┏━━
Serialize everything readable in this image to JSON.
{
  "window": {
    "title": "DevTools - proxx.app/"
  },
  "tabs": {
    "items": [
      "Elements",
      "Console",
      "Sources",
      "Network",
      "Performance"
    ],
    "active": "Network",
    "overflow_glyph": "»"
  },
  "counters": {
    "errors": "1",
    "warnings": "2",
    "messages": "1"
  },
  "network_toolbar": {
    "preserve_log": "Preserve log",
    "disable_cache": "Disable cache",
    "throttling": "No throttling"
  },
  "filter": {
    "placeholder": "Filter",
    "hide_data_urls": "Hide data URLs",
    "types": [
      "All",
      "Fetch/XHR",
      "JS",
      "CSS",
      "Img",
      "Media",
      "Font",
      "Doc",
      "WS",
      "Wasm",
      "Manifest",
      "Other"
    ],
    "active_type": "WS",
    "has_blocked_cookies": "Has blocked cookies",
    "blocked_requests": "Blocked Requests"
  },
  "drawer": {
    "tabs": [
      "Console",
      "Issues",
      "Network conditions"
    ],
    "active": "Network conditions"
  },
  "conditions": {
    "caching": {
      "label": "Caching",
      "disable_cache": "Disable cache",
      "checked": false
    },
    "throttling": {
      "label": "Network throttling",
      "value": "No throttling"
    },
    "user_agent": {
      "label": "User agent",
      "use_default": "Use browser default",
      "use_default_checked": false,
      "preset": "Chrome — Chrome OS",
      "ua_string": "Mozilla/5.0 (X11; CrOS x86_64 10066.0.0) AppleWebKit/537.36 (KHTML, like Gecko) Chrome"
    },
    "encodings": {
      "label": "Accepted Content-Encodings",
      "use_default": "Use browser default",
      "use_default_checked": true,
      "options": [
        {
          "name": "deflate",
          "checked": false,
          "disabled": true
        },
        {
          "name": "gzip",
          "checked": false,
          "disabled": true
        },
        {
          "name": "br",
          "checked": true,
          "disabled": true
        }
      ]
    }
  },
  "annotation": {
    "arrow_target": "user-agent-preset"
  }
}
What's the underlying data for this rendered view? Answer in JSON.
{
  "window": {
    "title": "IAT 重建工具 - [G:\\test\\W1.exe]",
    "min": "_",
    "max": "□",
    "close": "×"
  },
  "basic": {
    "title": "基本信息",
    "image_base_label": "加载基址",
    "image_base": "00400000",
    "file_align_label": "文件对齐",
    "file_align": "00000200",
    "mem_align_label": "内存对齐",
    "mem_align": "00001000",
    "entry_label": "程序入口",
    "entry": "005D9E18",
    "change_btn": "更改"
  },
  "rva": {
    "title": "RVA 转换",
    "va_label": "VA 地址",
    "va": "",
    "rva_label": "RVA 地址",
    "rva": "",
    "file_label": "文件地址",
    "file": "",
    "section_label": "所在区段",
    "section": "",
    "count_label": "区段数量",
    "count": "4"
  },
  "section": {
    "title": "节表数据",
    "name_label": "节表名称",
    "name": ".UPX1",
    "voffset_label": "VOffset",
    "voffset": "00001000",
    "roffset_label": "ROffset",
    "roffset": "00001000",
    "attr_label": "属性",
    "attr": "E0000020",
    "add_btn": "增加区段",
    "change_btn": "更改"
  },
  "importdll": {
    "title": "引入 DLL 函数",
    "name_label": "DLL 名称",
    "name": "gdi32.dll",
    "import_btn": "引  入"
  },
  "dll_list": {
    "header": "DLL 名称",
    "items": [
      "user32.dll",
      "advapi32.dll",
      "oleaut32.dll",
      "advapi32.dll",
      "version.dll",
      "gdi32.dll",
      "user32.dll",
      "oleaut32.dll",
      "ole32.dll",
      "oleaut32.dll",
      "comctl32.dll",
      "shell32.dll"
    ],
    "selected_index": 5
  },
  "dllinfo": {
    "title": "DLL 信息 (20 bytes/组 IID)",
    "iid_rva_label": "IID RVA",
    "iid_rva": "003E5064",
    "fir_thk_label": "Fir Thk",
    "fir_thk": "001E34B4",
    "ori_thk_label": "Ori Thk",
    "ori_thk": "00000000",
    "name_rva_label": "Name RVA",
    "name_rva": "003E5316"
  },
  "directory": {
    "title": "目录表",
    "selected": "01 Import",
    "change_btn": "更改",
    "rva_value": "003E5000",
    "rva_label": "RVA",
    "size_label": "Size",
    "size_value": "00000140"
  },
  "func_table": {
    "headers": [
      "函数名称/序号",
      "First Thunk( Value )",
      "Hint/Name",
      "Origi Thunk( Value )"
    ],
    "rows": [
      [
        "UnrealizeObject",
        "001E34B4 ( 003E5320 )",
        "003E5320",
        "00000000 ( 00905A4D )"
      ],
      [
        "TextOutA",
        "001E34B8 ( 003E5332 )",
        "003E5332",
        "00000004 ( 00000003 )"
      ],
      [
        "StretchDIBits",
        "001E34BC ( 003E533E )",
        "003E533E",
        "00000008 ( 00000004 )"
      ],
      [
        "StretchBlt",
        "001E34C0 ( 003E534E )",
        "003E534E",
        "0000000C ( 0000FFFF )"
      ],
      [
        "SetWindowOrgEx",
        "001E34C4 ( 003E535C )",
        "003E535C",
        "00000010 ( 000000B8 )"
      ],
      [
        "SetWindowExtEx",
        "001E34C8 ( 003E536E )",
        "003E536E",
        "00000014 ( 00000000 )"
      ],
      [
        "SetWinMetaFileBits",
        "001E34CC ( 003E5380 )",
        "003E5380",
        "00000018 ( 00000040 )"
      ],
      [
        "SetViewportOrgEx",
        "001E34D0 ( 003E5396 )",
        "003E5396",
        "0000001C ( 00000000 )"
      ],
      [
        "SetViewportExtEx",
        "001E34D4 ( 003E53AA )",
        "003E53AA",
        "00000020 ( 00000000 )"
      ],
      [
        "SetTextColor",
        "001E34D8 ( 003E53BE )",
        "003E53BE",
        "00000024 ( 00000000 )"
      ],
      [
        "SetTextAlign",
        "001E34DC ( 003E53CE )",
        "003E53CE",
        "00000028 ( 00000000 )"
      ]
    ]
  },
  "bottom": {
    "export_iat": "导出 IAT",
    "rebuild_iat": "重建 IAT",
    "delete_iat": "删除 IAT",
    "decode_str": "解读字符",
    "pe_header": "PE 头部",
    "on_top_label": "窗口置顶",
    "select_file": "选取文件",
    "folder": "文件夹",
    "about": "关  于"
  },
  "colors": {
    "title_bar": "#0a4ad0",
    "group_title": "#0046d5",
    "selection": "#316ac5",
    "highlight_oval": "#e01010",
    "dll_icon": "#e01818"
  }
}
┗━━
• [The request] Output the entries exactly.

• [The output]
Serialize everything readable in this image to JSON.
{
  "window": {
    "title": "DevTools - proxx.app/"
  },
  "tabs": {
    "items": [
      "Elements",
      "Console",
      "Sources",
      "Network",
      "Performance"
    ],
    "active": "Network",
    "overflow_glyph": "»"
  },
  "counters": {
    "errors": "1",
    "warnings": "2",
    "messages": "1"
  },
  "network_toolbar": {
    "preserve_log": "Preserve log",
    "disable_cache": "Disable cache",
    "throttling": "No throttling"
  },
  "filter": {
    "placeholder": "Filter",
    "hide_data_urls": "Hide data URLs",
    "types": [
      "All",
      "Fetch/XHR",
      "JS",
      "CSS",
      "Img",
      "Media",
      "Font",
      "Doc",
      "WS",
      "Wasm",
      "Manifest",
      "Other"
    ],
    "active_type": "WS",
    "has_blocked_cookies": "Has blocked cookies",
    "blocked_requests": "Blocked Requests"
  },
  "drawer": {
    "tabs": [
      "Console",
      "Issues",
      "Network conditions"
    ],
    "active": "Network conditions"
  },
  "conditions": {
    "caching": {
      "label": "Caching",
      "disable_cache": "Disable cache",
      "checked": false
    },
    "throttling": {
      "label": "Network throttling",
      "value": "No throttling"
    },
    "user_agent": {
      "label": "User agent",
      "use_default": "Use browser default",
      "use_default_checked": false,
      "preset": "Chrome — Chrome OS",
      "ua_string": "Mozilla/5.0 (X11; CrOS x86_64 10066.0.0) AppleWebKit/537.36 (KHTML, like Gecko) Chrome"
    },
    "encodings": {
      "label": "Accepted Content-Encodings",
      "use_default": "Use browser default",
      "use_default_checked": true,
      "options": [
        {
          "name": "deflate",
          "checked": false,
          "disabled": true
        },
        {
          "name": "gzip",
          "checked": false,
          "disabled": true
        },
        {
          "name": "br",
          "checked": true,
          "disabled": true
        }
      ]
    }
  },
  "annotation": {
    "arrow_target": "user-agent-preset"
  }
}
What's the underlying data for this rendered view? Answer in JSON.
{
  "window": {
    "title": "IAT 重建工具 - [G:\\test\\W1.exe]",
    "min": "_",
    "max": "□",
    "close": "×"
  },
  "basic": {
    "title": "基本信息",
    "image_base_label": "加载基址",
    "image_base": "00400000",
    "file_align_label": "文件对齐",
    "file_align": "00000200",
    "mem_align_label": "内存对齐",
    "mem_align": "00001000",
    "entry_label": "程序入口",
    "entry": "005D9E18",
    "change_btn": "更改"
  },
  "rva": {
    "title": "RVA 转换",
    "va_label": "VA 地址",
    "va": "",
    "rva_label": "RVA 地址",
    "rva": "",
    "file_label": "文件地址",
    "file": "",
    "section_label": "所在区段",
    "section": "",
    "count_label": "区段数量",
    "count": "4"
  },
  "section": {
    "title": "节表数据",
    "name_label": "节表名称",
    "name": ".UPX1",
    "voffset_label": "VOffset",
    "voffset": "00001000",
    "roffset_label": "ROffset",
    "roffset": "00001000",
    "attr_label": "属性",
    "attr": "E0000020",
    "add_btn": "增加区段",
    "change_btn": "更改"
  },
  "importdll": {
    "title": "引入 DLL 函数",
    "name_label": "DLL 名称",
    "name": "gdi32.dll",
    "import_btn": "引  入"
  },
  "dll_list": {
    "header": "DLL 名称",
    "items": [
      "user32.dll",
      "advapi32.dll",
      "oleaut32.dll",
      "advapi32.dll",
      "version.dll",
      "gdi32.dll",
      "user32.dll",
      "oleaut32.dll",
      "ole32.dll",
      "oleaut32.dll",
      "comctl32.dll",
      "shell32.dll"
    ],
    "selected_index": 5
  },
  "dllinfo": {
    "title": "DLL 信息 (20 bytes/组 IID)",
    "iid_rva_label": "IID RVA",
    "iid_rva": "003E5064",
    "fir_thk_label": "Fir Thk",
    "fir_thk": "001E34B4",
    "ori_thk_label": "Ori Thk",
    "ori_thk": "00000000",
    "name_rva_label": "Name RVA",
    "name_rva": "003E5316"
  },
  "directory": {
    "title": "目录表",
    "selected": "01 Import",
    "change_btn": "更改",
    "rva_value": "003E5000",
    "rva_label": "RVA",
    "size_label": "Size",
    "size_value": "00000140"
  },
  "func_table": {
    "headers": [
      "函数名称/序号",
      "First Thunk( Value )",
      "Hint/Name",
      "Origi Thunk( Value )"
    ],
    "rows": [
      [
        "UnrealizeObject",
        "001E34B4 ( 003E5320 )",
        "003E5320",
        "00000000 ( 00905A4D )"
      ],
      [
        "TextOutA",
        "001E34B8 ( 003E5332 )",
        "003E5332",
        "00000004 ( 00000003 )"
      ],
      [
        "StretchDIBits",
        "001E34BC ( 003E533E )",
        "003E533E",
        "00000008 ( 00000004 )"
      ],
      [
        "StretchBlt",
        "001E34C0 ( 003E534E )",
        "003E534E",
        "0000000C ( 0000FFFF )"
      ],
      [
        "SetWindowOrgEx",
        "001E34C4 ( 003E535C )",
        "003E535C",
        "00000010 ( 000000B8 )"
      ],
      [
        "SetWindowExtEx",
        "001E34C8 ( 003E536E )",
        "003E536E",
        "00000014 ( 00000000 )"
      ],
      [
        "SetWinMetaFileBits",
        "001E34CC ( 003E5380 )",
        "003E5380",
        "00000018 ( 00000040 )"
      ],
      [
        "SetViewportOrgEx",
        "001E34D0 ( 003E5396 )",
        "003E5396",
        "0000001C ( 00000000 )"
      ],
      [
        "SetViewportExtEx",
        "001E34D4 ( 003E53AA )",
        "003E53AA",
        "00000020 ( 00000000 )"
      ],
      [
        "SetTextColor",
        "001E34D8 ( 003E53BE )",
        "003E53BE",
        "00000024 ( 00000000 )"
      ],
      [
        "SetTextAlign",
        "001E34DC ( 003E53CE )",
        "003E53CE",
        "00000028 ( 00000000 )"
      ]
    ]
  },
  "bottom": {
    "export_iat": "导出 IAT",
    "rebuild_iat": "重建 IAT",
    "delete_iat": "删除 IAT",
    "decode_str": "解读字符",
    "pe_header": "PE 头部",
    "on_top_label": "窗口置顶",
    "select_file": "选取文件",
    "folder": "文件夹",
    "about": "关  于"
  },
  "colors": {
    "title_bar": "#0a4ad0",
    "group_title": "#0046d5",
    "selection": "#316ac5",
    "highlight_oval": "#e01010",
    "dll_icon": "#e01818"
  }
}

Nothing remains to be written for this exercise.